With the pictures omitted, write out the entries that follow exactly as they stand.

-- MATERIAL TO PROCESS --
- - - -

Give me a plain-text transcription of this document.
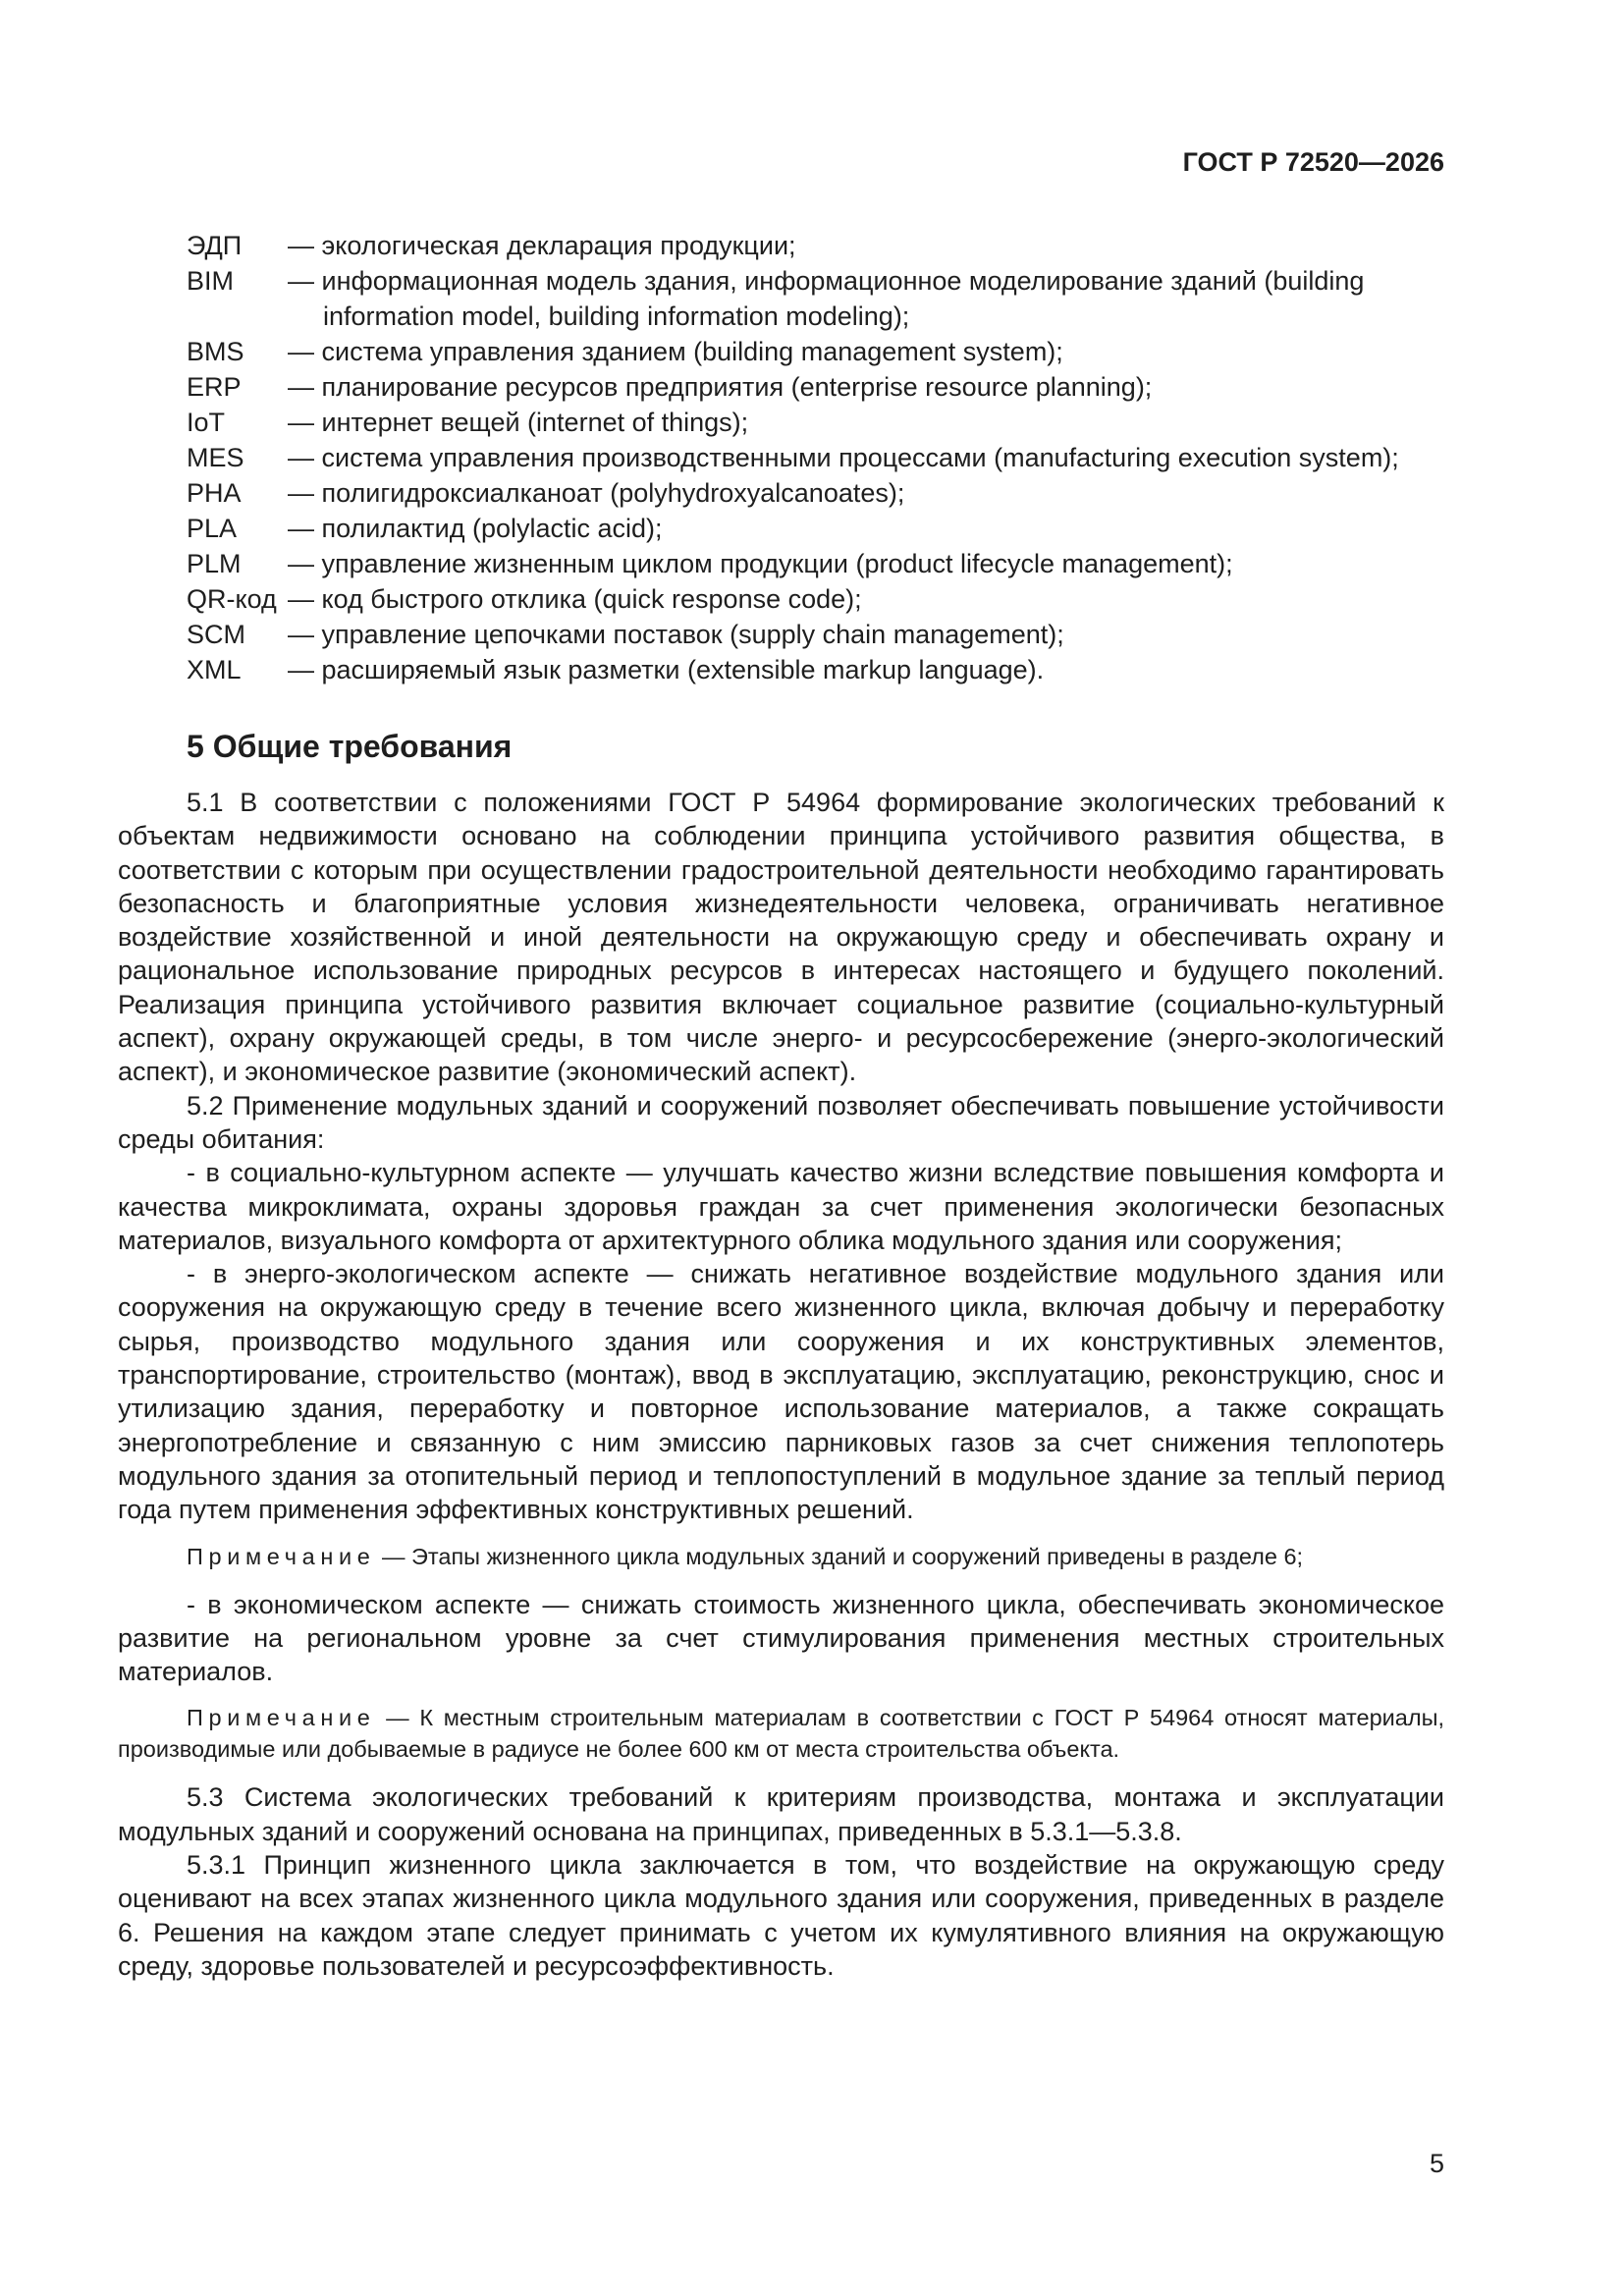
ГОСТ Р 72520—2026
ЭДП	— экологическая декларация продукции;
BIM	— информационная модель здания, информационное моделирование зданий (building information model, building information modeling);
BMS	— система управления зданием (building management system);
ERP	— планирование ресурсов предприятия (enterprise resource planning);
IoT	— интернет вещей (internet of things);
MES	— система управления производственными процессами (manufacturing execution system);
PHA	— полигидроксиалканоат (polyhydroxyalcanoates);
PLA	— полилактид (polylactic acid);
PLM	— управление жизненным циклом продукции (product lifecycle management);
QR-код — код быстрого отклика (quick response code);
SCM	— управление цепочками поставок (supply chain management);
XML	— расширяемый язык разметки (extensible markup language).
5 Общие требования

5.1 В соответствии с положениями ГОСТ Р 54964 формирование экологических требований к объектам недвижимости основано на соблюдении принципа устойчивого развития общества, в соответствии с которым при осуществлении градостроительной деятельности необходимо гарантировать безопасность и благоприятные условия жизнедеятельности человека, ограничивать негативное воздействие хозяйственной и иной деятельности на окружающую среду и обеспечивать охрану и рациональное использование природных ресурсов в интересах настоящего и будущего поколений. Реализация принципа устойчивого развития включает социальное развитие (социально-культурный аспект), охрану окружающей среды, в том числе энерго- и ресурсосбережение (энерго-экологический аспект), и экономическое развитие (экономический аспект).

5.2 Применение модульных зданий и сооружений позволяет обеспечивать повышение устойчивости среды обитания:

- в социально-культурном аспекте — улучшать качество жизни вследствие повышения комфорта и качества микроклимата, охраны здоровья граждан за счет применения экологически безопасных материалов, визуального комфорта от архитектурного облика модульного здания или сооружения;

- в энерго-экологическом аспекте — снижать негативное воздействие модульного здания или сооружения на окружающую среду в течение всего жизненного цикла, включая добычу и переработку сырья, производство модульного здания или сооружения и их конструктивных элементов, транспортирование, строительство (монтаж), ввод в эксплуатацию, эксплуатацию, реконструкцию, снос и утилизацию здания, переработку и повторное использование материалов, а также сокращать энергопотребление и связанную с ним эмиссию парниковых газов за счет снижения теплопотерь модульного здания за отопительный период и теплопоступлений в модульное здание за теплый период года путем применения эффективных конструктивных решений.

Примечание — Этапы жизненного цикла модульных зданий и сооружений приведены в разделе 6;

- в экономическом аспекте — снижать стоимость жизненного цикла, обеспечивать экономическое развитие на региональном уровне за счет стимулирования применения местных строительных материалов.

Примечание — К местным строительным материалам в соответствии с ГОСТ Р 54964 относят материалы, производимые или добываемые в радиусе не более 600 км от места строительства объекта.

5.3 Система экологических требований к критериям производства, монтажа и эксплуатации модульных зданий и сооружений основана на принципах, приведенных в 5.3.1—5.3.8.

5.3.1 Принцип жизненного цикла заключается в том, что воздействие на окружающую среду оценивают на всех этапах жизненного цикла модульного здания или сооружения, приведенных в разделе 6. Решения на каждом этапе следует принимать с учетом их кумулятивного влияния на окружающую среду, здоровье пользователей и ресурсоэффективность.

5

- - - -

-- EXERCISE SOLUTION --
Give me a plain-text transcription of this document.
ГОСТ Р 72520—2026
ЭДП	— экологическая декларация продукции;
BIM	— информационная модель здания, информационное моделирование зданий (building information model, building information modeling);
BMS	— система управления зданием (building management system);
ERP	— планирование ресурсов предприятия (enterprise resource planning);
IoT	— интернет вещей (internet of things);
MES	— система управления производственными процессами (manufacturing execution system);
PHA	— полигидроксиалканоат (polyhydroxyalcanoates);
PLA	— полилактид (polylactic acid);
PLM	— управление жизненным циклом продукции (product lifecycle management);
QR-код — код быстрого отклика (quick response code);
SCM	— управление цепочками поставок (supply chain management);
XML	— расширяемый язык разметки (extensible markup language).
5 Общие требования

5.1 В соответствии с положениями ГОСТ Р 54964 формирование экологических требований к объектам недвижимости основано на соблюдении принципа устойчивого развития общества, в соответствии с которым при осуществлении градостроительной деятельности необходимо гарантировать безопасность и благоприятные условия жизнедеятельности человека, ограничивать негативное воздействие хозяйственной и иной деятельности на окружающую среду и обеспечивать охрану и рациональное использование природных ресурсов в интересах настоящего и будущего поколений. Реализация принципа устойчивого развития включает социальное развитие (социально-культурный аспект), охрану окружающей среды, в том числе энерго- и ресурсосбережение (энерго-экологический аспект), и экономическое развитие (экономический аспект).

5.2 Применение модульных зданий и сооружений позволяет обеспечивать повышение устойчивости среды обитания:

- в социально-культурном аспекте — улучшать качество жизни вследствие повышения комфорта и качества микроклимата, охраны здоровья граждан за счет применения экологически безопасных материалов, визуального комфорта от архитектурного облика модульного здания или сооружения;

- в энерго-экологическом аспекте — снижать негативное воздействие модульного здания или сооружения на окружающую среду в течение всего жизненного цикла, включая добычу и переработку сырья, производство модульного здания или сооружения и их конструктивных элементов, транспортирование, строительство (монтаж), ввод в эксплуатацию, эксплуатацию, реконструкцию, снос и утилизацию здания, переработку и повторное использование материалов, а также сокращать энергопотребление и связанную с ним эмиссию парниковых газов за счет снижения теплопотерь модульного здания за отопительный период и теплопоступлений в модульное здание за теплый период года путем применения эффективных конструктивных решений.

Примечание — Этапы жизненного цикла модульных зданий и сооружений приведены в разделе 6;

- в экономическом аспекте — снижать стоимость жизненного цикла, обеспечивать экономическое развитие на региональном уровне за счет стимулирования применения местных строительных материалов.

Примечание — К местным строительным материалам в соответствии с ГОСТ Р 54964 относят материалы, производимые или добываемые в радиусе не более 600 км от места строительства объекта.

5.3 Система экологических требований к критериям производства, монтажа и эксплуатации модульных зданий и сооружений основана на принципах, приведенных в 5.3.1—5.3.8.

5.3.1 Принцип жизненного цикла заключается в том, что воздействие на окружающую среду оценивают на всех этапах жизненного цикла модульного здания или сооружения, приведенных в разделе 6. Решения на каждом этапе следует принимать с учетом их кумулятивного влияния на окружающую среду, здоровье пользователей и ресурсоэффективность.

5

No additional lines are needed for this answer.